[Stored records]
START

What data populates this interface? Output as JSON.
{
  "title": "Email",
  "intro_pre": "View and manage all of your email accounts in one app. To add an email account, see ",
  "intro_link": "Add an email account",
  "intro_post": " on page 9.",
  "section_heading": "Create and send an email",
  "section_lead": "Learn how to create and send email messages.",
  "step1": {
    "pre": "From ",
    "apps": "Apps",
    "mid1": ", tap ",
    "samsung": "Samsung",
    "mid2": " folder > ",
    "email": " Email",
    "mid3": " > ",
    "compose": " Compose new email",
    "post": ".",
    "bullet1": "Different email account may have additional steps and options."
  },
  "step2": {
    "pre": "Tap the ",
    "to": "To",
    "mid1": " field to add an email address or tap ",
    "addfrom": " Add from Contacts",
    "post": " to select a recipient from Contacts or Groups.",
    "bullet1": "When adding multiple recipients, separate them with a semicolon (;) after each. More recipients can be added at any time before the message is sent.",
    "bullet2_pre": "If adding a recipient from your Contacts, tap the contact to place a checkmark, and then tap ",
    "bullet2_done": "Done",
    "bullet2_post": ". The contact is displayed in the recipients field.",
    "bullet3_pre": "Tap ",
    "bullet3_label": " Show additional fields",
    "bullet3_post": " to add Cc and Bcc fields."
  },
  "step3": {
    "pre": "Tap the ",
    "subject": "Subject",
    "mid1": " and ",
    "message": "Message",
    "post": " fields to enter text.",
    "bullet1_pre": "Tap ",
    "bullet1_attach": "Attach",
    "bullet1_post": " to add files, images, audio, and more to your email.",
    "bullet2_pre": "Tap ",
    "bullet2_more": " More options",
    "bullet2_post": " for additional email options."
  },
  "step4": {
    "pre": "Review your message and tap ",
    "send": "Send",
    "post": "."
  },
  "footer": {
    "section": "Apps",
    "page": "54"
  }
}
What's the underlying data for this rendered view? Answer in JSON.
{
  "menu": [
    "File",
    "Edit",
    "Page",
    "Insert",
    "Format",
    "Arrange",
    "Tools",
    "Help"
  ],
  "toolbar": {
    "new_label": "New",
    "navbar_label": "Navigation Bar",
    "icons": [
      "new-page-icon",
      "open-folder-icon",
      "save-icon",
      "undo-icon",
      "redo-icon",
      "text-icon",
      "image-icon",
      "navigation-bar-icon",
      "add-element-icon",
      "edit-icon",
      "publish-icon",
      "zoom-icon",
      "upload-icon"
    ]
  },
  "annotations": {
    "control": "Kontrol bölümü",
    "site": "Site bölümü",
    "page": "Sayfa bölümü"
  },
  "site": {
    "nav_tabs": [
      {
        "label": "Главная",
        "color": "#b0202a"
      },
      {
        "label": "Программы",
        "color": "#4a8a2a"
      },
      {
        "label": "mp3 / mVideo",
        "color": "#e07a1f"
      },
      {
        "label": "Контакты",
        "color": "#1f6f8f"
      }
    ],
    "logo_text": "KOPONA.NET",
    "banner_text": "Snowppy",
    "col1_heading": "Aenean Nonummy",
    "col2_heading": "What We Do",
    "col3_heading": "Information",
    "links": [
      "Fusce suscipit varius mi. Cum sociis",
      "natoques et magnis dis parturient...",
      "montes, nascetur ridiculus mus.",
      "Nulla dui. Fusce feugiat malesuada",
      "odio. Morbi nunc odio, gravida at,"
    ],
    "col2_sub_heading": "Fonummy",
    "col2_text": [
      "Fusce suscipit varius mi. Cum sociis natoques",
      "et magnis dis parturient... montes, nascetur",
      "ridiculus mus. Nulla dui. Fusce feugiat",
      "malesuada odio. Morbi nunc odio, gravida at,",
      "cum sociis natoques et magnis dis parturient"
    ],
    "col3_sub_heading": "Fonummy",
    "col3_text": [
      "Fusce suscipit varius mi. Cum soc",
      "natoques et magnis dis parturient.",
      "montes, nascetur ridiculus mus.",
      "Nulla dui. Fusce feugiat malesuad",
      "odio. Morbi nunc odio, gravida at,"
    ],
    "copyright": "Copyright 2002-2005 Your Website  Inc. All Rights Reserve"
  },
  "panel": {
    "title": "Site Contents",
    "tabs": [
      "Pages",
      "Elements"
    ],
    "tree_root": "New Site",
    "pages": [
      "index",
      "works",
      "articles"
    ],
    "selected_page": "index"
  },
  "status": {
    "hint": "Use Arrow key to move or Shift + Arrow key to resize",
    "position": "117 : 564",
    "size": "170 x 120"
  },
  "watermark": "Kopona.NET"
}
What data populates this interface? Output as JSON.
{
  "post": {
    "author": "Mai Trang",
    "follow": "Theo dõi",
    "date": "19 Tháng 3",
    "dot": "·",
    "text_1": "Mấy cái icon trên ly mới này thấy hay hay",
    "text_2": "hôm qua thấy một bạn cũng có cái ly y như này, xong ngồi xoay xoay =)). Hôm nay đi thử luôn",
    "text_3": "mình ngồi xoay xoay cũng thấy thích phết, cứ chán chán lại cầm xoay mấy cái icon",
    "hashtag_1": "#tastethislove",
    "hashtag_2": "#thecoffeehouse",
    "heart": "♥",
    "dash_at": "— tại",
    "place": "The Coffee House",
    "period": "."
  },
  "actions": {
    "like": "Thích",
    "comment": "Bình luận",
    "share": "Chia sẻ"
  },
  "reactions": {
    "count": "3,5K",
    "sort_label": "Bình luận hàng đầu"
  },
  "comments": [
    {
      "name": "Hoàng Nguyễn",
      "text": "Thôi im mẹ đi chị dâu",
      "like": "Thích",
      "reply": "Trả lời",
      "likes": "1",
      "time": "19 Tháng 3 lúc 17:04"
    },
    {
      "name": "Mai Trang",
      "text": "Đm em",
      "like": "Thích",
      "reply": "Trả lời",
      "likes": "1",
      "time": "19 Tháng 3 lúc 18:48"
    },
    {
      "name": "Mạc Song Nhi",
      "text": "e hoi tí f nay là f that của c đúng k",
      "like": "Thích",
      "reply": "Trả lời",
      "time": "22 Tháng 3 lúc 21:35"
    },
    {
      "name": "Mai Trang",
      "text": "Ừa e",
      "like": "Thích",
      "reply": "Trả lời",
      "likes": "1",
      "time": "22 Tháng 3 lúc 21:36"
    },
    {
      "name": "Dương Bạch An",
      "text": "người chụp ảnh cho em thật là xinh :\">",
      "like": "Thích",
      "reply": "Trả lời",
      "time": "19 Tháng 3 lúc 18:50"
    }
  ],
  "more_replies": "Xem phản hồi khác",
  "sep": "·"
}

END

The records above need to be transcribed in full. Keep every character unchanged.

What data populates this interface? Output as JSON.
{
  "title": "Email",
  "intro_pre": "View and manage all of your email accounts in one app. To add an email account, see ",
  "intro_link": "Add an email account",
  "intro_post": " on page 9.",
  "section_heading": "Create and send an email",
  "section_lead": "Learn how to create and send email messages.",
  "step1": {
    "pre": "From ",
    "apps": "Apps",
    "mid1": ", tap ",
    "samsung": "Samsung",
    "mid2": " folder > ",
    "email": " Email",
    "mid3": " > ",
    "compose": " Compose new email",
    "post": ".",
    "bullet1": "Different email account may have additional steps and options."
  },
  "step2": {
    "pre": "Tap the ",
    "to": "To",
    "mid1": " field to add an email address or tap ",
    "addfrom": " Add from Contacts",
    "post": " to select a recipient from Contacts or Groups.",
    "bullet1": "When adding multiple recipients, separate them with a semicolon (;) after each. More recipients can be added at any time before the message is sent.",
    "bullet2_pre": "If adding a recipient from your Contacts, tap the contact to place a checkmark, and then tap ",
    "bullet2_done": "Done",
    "bullet2_post": ". The contact is displayed in the recipients field.",
    "bullet3_pre": "Tap ",
    "bullet3_label": " Show additional fields",
    "bullet3_post": " to add Cc and Bcc fields."
  },
  "step3": {
    "pre": "Tap the ",
    "subject": "Subject",
    "mid1": " and ",
    "message": "Message",
    "post": " fields to enter text.",
    "bullet1_pre": "Tap ",
    "bullet1_attach": "Attach",
    "bullet1_post": " to add files, images, audio, and more to your email.",
    "bullet2_pre": "Tap ",
    "bullet2_more": " More options",
    "bullet2_post": " for additional email options."
  },
  "step4": {
    "pre": "Review your message and tap ",
    "send": "Send",
    "post": "."
  },
  "footer": {
    "section": "Apps",
    "page": "54"
  }
}
What's the underlying data for this rendered view? Answer in JSON.
{
  "menu": [
    "File",
    "Edit",
    "Page",
    "Insert",
    "Format",
    "Arrange",
    "Tools",
    "Help"
  ],
  "toolbar": {
    "new_label": "New",
    "navbar_label": "Navigation Bar",
    "icons": [
      "new-page-icon",
      "open-folder-icon",
      "save-icon",
      "undo-icon",
      "redo-icon",
      "text-icon",
      "image-icon",
      "navigation-bar-icon",
      "add-element-icon",
      "edit-icon",
      "publish-icon",
      "zoom-icon",
      "upload-icon"
    ]
  },
  "annotations": {
    "control": "Kontrol bölümü",
    "site": "Site bölümü",
    "page": "Sayfa bölümü"
  },
  "site": {
    "nav_tabs": [
      {
        "label": "Главная",
        "color": "#b0202a"
      },
      {
        "label": "Программы",
        "color": "#4a8a2a"
      },
      {
        "label": "mp3 / mVideo",
        "color": "#e07a1f"
      },
      {
        "label": "Контакты",
        "color": "#1f6f8f"
      }
    ],
    "logo_text": "KOPONA.NET",
    "banner_text": "Snowppy",
    "col1_heading": "Aenean Nonummy",
    "col2_heading": "What We Do",
    "col3_heading": "Information",
    "links": [
      "Fusce suscipit varius mi. Cum sociis",
      "natoques et magnis dis parturient...",
      "montes, nascetur ridiculus mus.",
      "Nulla dui. Fusce feugiat malesuada",
      "odio. Morbi nunc odio, gravida at,"
    ],
    "col2_sub_heading": "Fonummy",
    "col2_text": [
      "Fusce suscipit varius mi. Cum sociis natoques",
      "et magnis dis parturient... montes, nascetur",
      "ridiculus mus. Nulla dui. Fusce feugiat",
      "malesuada odio. Morbi nunc odio, gravida at,",
      "cum sociis natoques et magnis dis parturient"
    ],
    "col3_sub_heading": "Fonummy",
    "col3_text": [
      "Fusce suscipit varius mi. Cum soc",
      "natoques et magnis dis parturient.",
      "montes, nascetur ridiculus mus.",
      "Nulla dui. Fusce feugiat malesuad",
      "odio. Morbi nunc odio, gravida at,"
    ],
    "copyright": "Copyright 2002-2005 Your Website  Inc. All Rights Reserve"
  },
  "panel": {
    "title": "Site Contents",
    "tabs": [
      "Pages",
      "Elements"
    ],
    "tree_root": "New Site",
    "pages": [
      "index",
      "works",
      "articles"
    ],
    "selected_page": "index"
  },
  "status": {
    "hint": "Use Arrow key to move or Shift + Arrow key to resize",
    "position": "117 : 564",
    "size": "170 x 120"
  },
  "watermark": "Kopona.NET"
}
What data populates this interface? Output as JSON.
{
  "post": {
    "author": "Mai Trang",
    "follow": "Theo dõi",
    "date": "19 Tháng 3",
    "dot": "·",
    "text_1": "Mấy cái icon trên ly mới này thấy hay hay",
    "text_2": "hôm qua thấy một bạn cũng có cái ly y như này, xong ngồi xoay xoay =)). Hôm nay đi thử luôn",
    "text_3": "mình ngồi xoay xoay cũng thấy thích phết, cứ chán chán lại cầm xoay mấy cái icon",
    "hashtag_1": "#tastethislove",
    "hashtag_2": "#thecoffeehouse",
    "heart": "♥",
    "dash_at": "— tại",
    "place": "The Coffee House",
    "period": "."
  },
  "actions": {
    "like": "Thích",
    "comment": "Bình luận",
    "share": "Chia sẻ"
  },
  "reactions": {
    "count": "3,5K",
    "sort_label": "Bình luận hàng đầu"
  },
  "comments": [
    {
      "name": "Hoàng Nguyễn",
      "text": "Thôi im mẹ đi chị dâu",
      "like": "Thích",
      "reply": "Trả lời",
      "likes": "1",
      "time": "19 Tháng 3 lúc 17:04"
    },
    {
      "name": "Mai Trang",
      "text": "Đm em",
      "like": "Thích",
      "reply": "Trả lời",
      "likes": "1",
      "time": "19 Tháng 3 lúc 18:48"
    },
    {
      "name": "Mạc Song Nhi",
      "text": "e hoi tí f nay là f that của c đúng k",
      "like": "Thích",
      "reply": "Trả lời",
      "time": "22 Tháng 3 lúc 21:35"
    },
    {
      "name": "Mai Trang",
      "text": "Ừa e",
      "like": "Thích",
      "reply": "Trả lời",
      "likes": "1",
      "time": "22 Tháng 3 lúc 21:36"
    },
    {
      "name": "Dương Bạch An",
      "text": "người chụp ảnh cho em thật là xinh :\">",
      "like": "Thích",
      "reply": "Trả lời",
      "time": "19 Tháng 3 lúc 18:50"
    }
  ],
  "more_replies": "Xem phản hồi khác",
  "sep": "·"
}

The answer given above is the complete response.